DIRECTIONS:
Pictures do not belong in the copy, so please give every entry below again exactly.
━━ PROVIDED RECORDS ━━
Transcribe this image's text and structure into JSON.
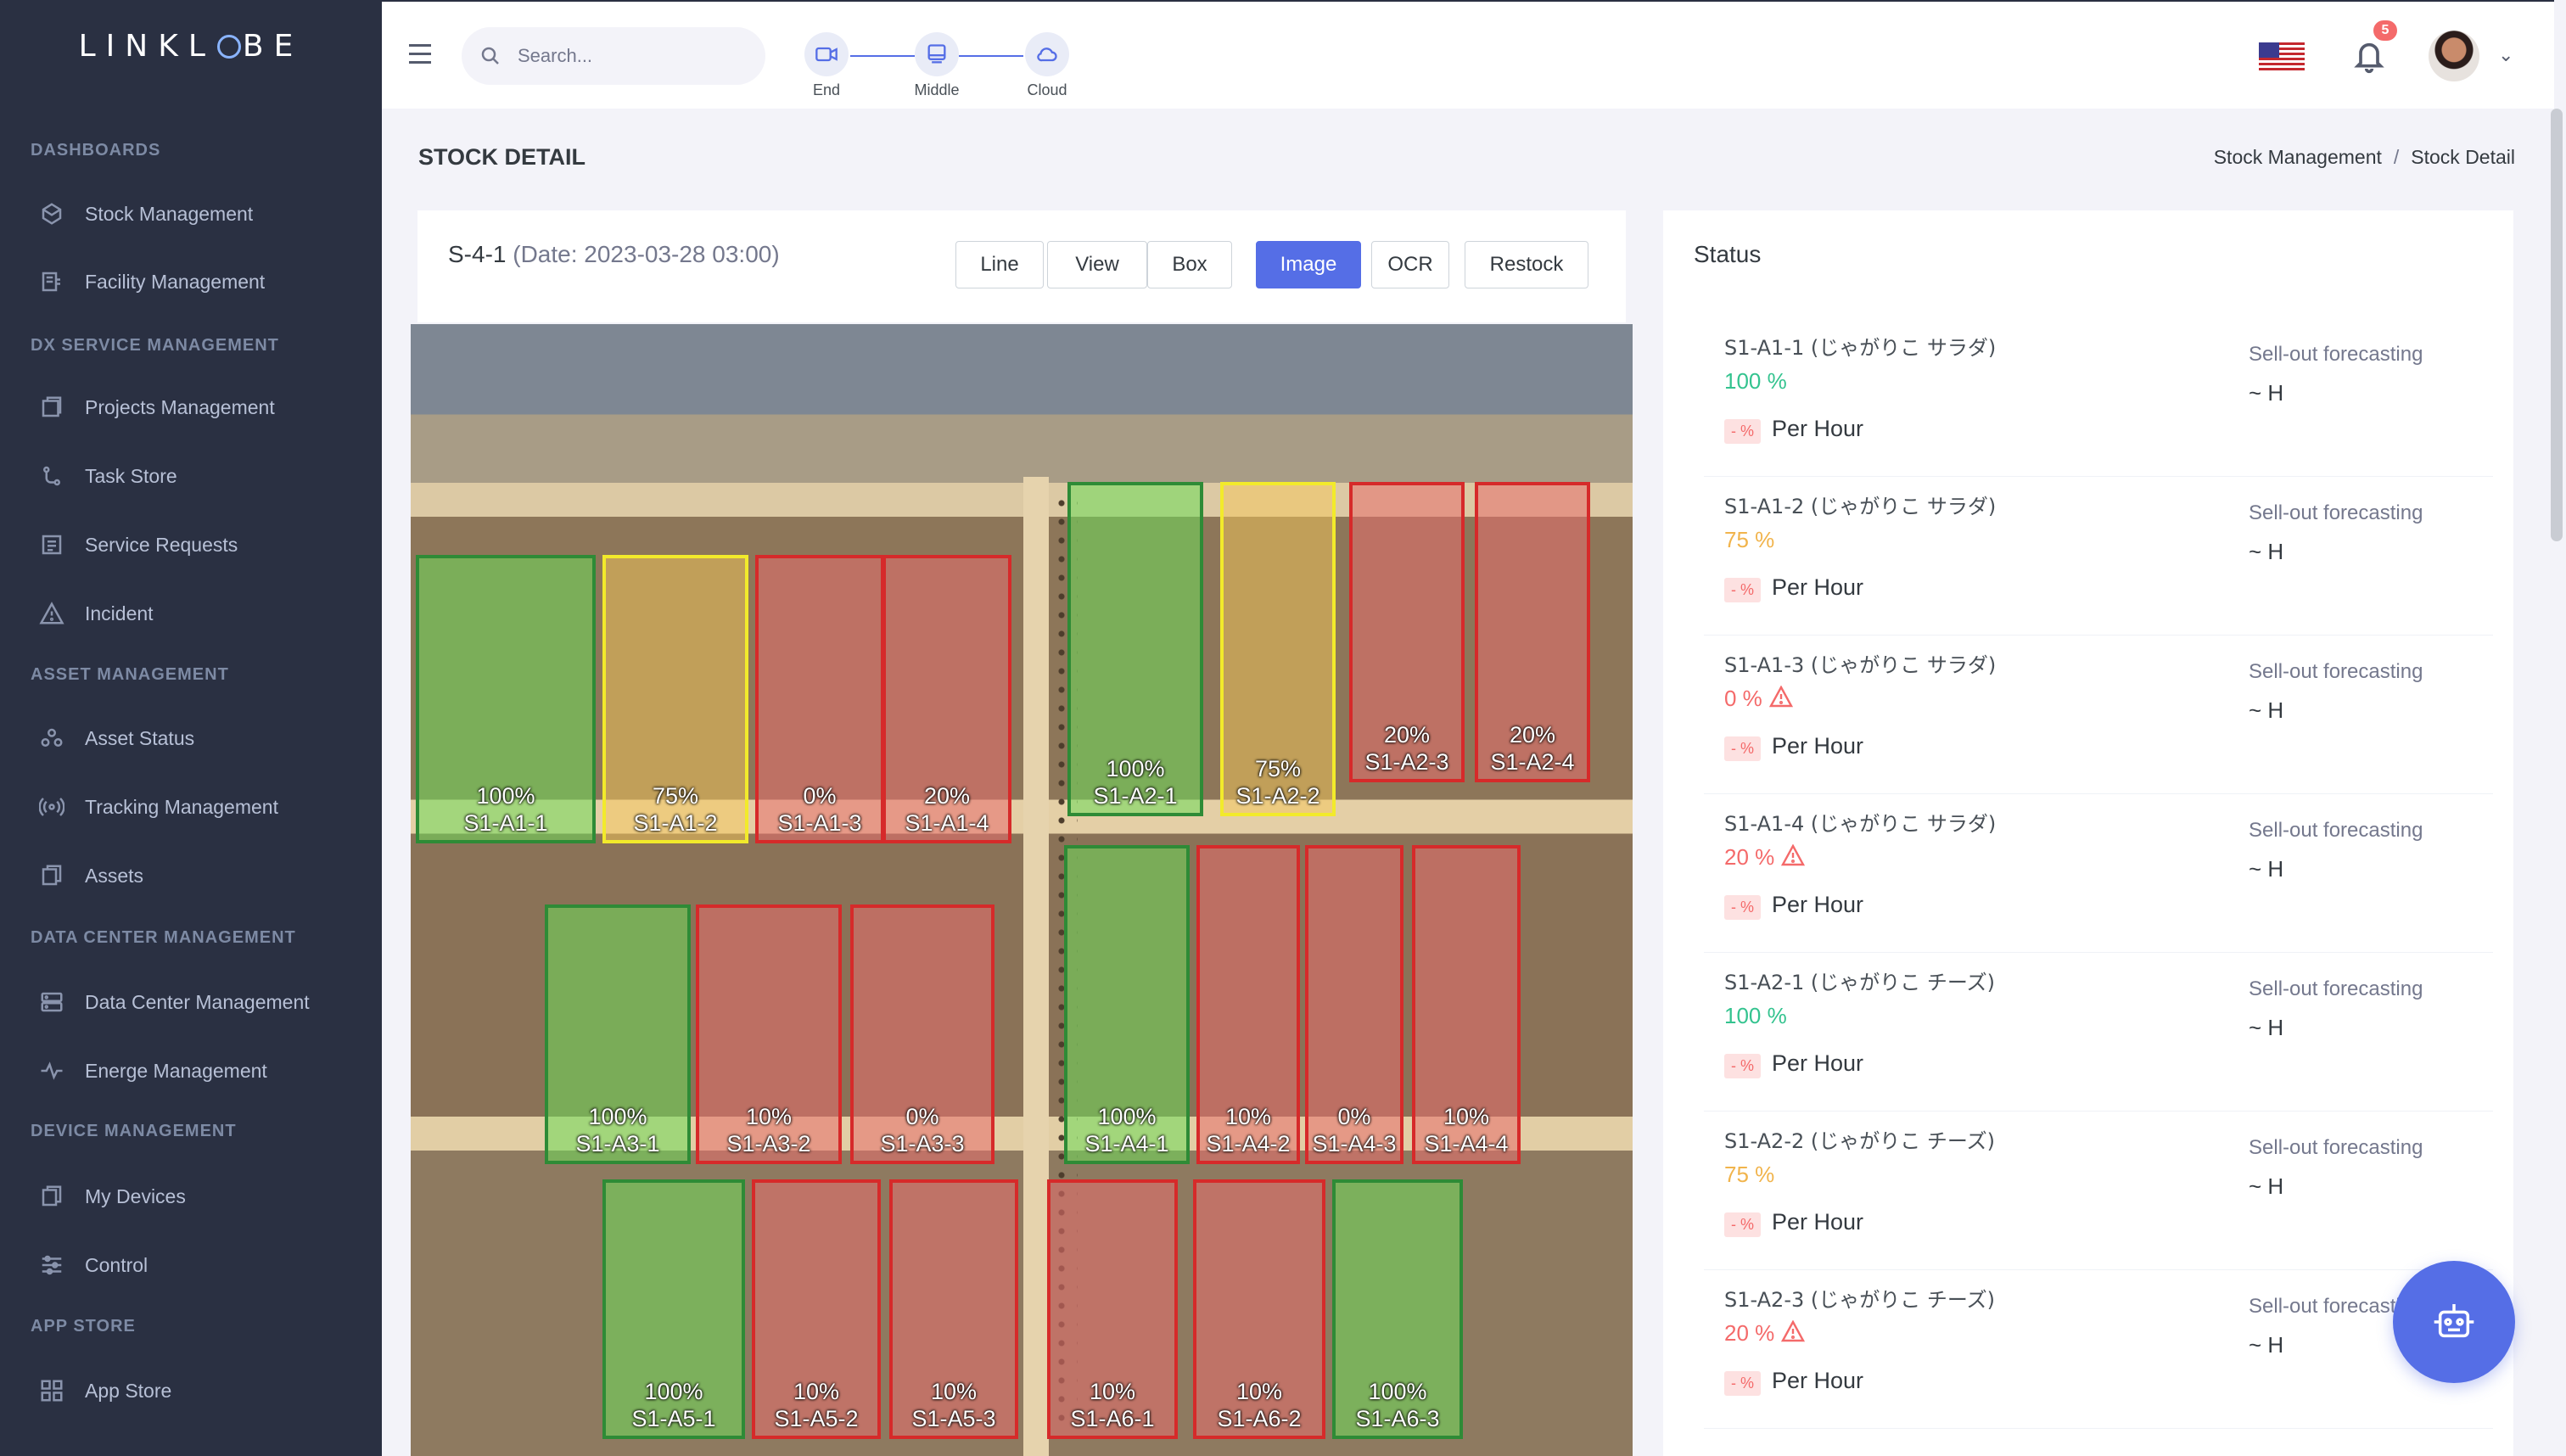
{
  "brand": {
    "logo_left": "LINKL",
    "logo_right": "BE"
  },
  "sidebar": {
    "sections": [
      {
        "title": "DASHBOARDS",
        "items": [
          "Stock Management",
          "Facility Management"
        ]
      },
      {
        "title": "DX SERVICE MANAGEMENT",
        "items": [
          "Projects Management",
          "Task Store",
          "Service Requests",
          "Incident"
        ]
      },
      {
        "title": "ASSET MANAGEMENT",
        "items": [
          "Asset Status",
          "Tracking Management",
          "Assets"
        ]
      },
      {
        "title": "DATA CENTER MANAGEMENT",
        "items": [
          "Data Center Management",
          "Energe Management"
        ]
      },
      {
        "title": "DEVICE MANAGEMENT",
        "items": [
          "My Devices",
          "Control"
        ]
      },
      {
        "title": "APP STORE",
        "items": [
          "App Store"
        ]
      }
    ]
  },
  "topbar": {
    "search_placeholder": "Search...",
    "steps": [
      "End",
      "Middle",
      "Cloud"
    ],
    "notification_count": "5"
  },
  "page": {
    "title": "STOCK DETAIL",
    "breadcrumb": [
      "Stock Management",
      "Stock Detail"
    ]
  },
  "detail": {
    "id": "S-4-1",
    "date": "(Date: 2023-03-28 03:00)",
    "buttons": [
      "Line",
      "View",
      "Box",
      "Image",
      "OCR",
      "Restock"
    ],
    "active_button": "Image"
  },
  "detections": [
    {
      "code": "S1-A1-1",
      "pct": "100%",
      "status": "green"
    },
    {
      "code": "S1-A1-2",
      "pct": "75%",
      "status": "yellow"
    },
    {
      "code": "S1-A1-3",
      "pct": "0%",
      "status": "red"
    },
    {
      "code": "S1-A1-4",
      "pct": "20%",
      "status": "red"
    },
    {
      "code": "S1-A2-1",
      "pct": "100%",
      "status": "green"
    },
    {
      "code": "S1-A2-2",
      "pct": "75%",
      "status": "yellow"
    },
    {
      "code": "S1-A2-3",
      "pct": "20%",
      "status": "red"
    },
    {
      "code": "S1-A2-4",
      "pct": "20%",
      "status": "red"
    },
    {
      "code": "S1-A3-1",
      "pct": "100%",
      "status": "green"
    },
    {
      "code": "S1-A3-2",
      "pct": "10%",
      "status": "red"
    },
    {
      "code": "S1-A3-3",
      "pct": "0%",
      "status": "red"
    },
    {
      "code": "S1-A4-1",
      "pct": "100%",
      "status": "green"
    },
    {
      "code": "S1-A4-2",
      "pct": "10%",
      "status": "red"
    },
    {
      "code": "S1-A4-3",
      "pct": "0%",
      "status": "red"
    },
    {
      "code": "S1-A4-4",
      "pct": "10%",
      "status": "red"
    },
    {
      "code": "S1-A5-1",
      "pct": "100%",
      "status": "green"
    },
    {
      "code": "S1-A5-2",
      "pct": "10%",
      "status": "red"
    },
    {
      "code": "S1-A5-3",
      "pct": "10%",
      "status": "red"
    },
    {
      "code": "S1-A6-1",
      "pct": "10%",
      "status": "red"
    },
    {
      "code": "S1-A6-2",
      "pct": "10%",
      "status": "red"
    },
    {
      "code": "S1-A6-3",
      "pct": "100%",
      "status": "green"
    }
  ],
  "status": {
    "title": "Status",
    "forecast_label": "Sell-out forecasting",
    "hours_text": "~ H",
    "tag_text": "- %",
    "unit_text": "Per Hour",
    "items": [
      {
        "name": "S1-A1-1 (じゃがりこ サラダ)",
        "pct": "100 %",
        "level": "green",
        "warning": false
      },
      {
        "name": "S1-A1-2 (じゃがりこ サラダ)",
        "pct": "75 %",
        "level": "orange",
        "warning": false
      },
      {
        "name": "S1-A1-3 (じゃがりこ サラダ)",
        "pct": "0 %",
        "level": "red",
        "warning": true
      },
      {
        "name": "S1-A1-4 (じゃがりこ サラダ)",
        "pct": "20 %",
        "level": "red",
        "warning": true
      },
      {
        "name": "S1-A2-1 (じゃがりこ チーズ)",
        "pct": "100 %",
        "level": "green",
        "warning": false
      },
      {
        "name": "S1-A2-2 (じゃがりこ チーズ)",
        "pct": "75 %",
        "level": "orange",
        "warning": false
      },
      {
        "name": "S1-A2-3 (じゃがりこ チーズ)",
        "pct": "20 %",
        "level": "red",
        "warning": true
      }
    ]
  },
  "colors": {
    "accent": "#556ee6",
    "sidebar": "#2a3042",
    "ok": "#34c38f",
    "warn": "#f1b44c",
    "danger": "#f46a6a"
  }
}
━━━
WRITTEN SOLUTION:
Transcribe this image's text and structure into JSON.
{
  "brand": {
    "logo_left": "LINKL",
    "logo_right": "BE"
  },
  "sidebar": {
    "sections": [
      {
        "title": "DASHBOARDS",
        "items": [
          "Stock Management",
          "Facility Management"
        ]
      },
      {
        "title": "DX SERVICE MANAGEMENT",
        "items": [
          "Projects Management",
          "Task Store",
          "Service Requests",
          "Incident"
        ]
      },
      {
        "title": "ASSET MANAGEMENT",
        "items": [
          "Asset Status",
          "Tracking Management",
          "Assets"
        ]
      },
      {
        "title": "DATA CENTER MANAGEMENT",
        "items": [
          "Data Center Management",
          "Energe Management"
        ]
      },
      {
        "title": "DEVICE MANAGEMENT",
        "items": [
          "My Devices",
          "Control"
        ]
      },
      {
        "title": "APP STORE",
        "items": [
          "App Store"
        ]
      }
    ]
  },
  "topbar": {
    "search_placeholder": "Search...",
    "steps": [
      "End",
      "Middle",
      "Cloud"
    ],
    "notification_count": "5"
  },
  "page": {
    "title": "STOCK DETAIL",
    "breadcrumb": [
      "Stock Management",
      "Stock Detail"
    ]
  },
  "detail": {
    "id": "S-4-1",
    "date": "(Date: 2023-03-28 03:00)",
    "buttons": [
      "Line",
      "View",
      "Box",
      "Image",
      "OCR",
      "Restock"
    ],
    "active_button": "Image"
  },
  "detections": [
    {
      "code": "S1-A1-1",
      "pct": "100%",
      "status": "green"
    },
    {
      "code": "S1-A1-2",
      "pct": "75%",
      "status": "yellow"
    },
    {
      "code": "S1-A1-3",
      "pct": "0%",
      "status": "red"
    },
    {
      "code": "S1-A1-4",
      "pct": "20%",
      "status": "red"
    },
    {
      "code": "S1-A2-1",
      "pct": "100%",
      "status": "green"
    },
    {
      "code": "S1-A2-2",
      "pct": "75%",
      "status": "yellow"
    },
    {
      "code": "S1-A2-3",
      "pct": "20%",
      "status": "red"
    },
    {
      "code": "S1-A2-4",
      "pct": "20%",
      "status": "red"
    },
    {
      "code": "S1-A3-1",
      "pct": "100%",
      "status": "green"
    },
    {
      "code": "S1-A3-2",
      "pct": "10%",
      "status": "red"
    },
    {
      "code": "S1-A3-3",
      "pct": "0%",
      "status": "red"
    },
    {
      "code": "S1-A4-1",
      "pct": "100%",
      "status": "green"
    },
    {
      "code": "S1-A4-2",
      "pct": "10%",
      "status": "red"
    },
    {
      "code": "S1-A4-3",
      "pct": "0%",
      "status": "red"
    },
    {
      "code": "S1-A4-4",
      "pct": "10%",
      "status": "red"
    },
    {
      "code": "S1-A5-1",
      "pct": "100%",
      "status": "green"
    },
    {
      "code": "S1-A5-2",
      "pct": "10%",
      "status": "red"
    },
    {
      "code": "S1-A5-3",
      "pct": "10%",
      "status": "red"
    },
    {
      "code": "S1-A6-1",
      "pct": "10%",
      "status": "red"
    },
    {
      "code": "S1-A6-2",
      "pct": "10%",
      "status": "red"
    },
    {
      "code": "S1-A6-3",
      "pct": "100%",
      "status": "green"
    }
  ],
  "status": {
    "title": "Status",
    "forecast_label": "Sell-out forecasting",
    "hours_text": "~ H",
    "tag_text": "- %",
    "unit_text": "Per Hour",
    "items": [
      {
        "name": "S1-A1-1 (じゃがりこ サラダ)",
        "pct": "100 %",
        "level": "green",
        "warning": false
      },
      {
        "name": "S1-A1-2 (じゃがりこ サラダ)",
        "pct": "75 %",
        "level": "orange",
        "warning": false
      },
      {
        "name": "S1-A1-3 (じゃがりこ サラダ)",
        "pct": "0 %",
        "level": "red",
        "warning": true
      },
      {
        "name": "S1-A1-4 (じゃがりこ サラダ)",
        "pct": "20 %",
        "level": "red",
        "warning": true
      },
      {
        "name": "S1-A2-1 (じゃがりこ チーズ)",
        "pct": "100 %",
        "level": "green",
        "warning": false
      },
      {
        "name": "S1-A2-2 (じゃがりこ チーズ)",
        "pct": "75 %",
        "level": "orange",
        "warning": false
      },
      {
        "name": "S1-A2-3 (じゃがりこ チーズ)",
        "pct": "20 %",
        "level": "red",
        "warning": true
      }
    ]
  },
  "colors": {
    "accent": "#556ee6",
    "sidebar": "#2a3042",
    "ok": "#34c38f",
    "warn": "#f1b44c",
    "danger": "#f46a6a"
  }
}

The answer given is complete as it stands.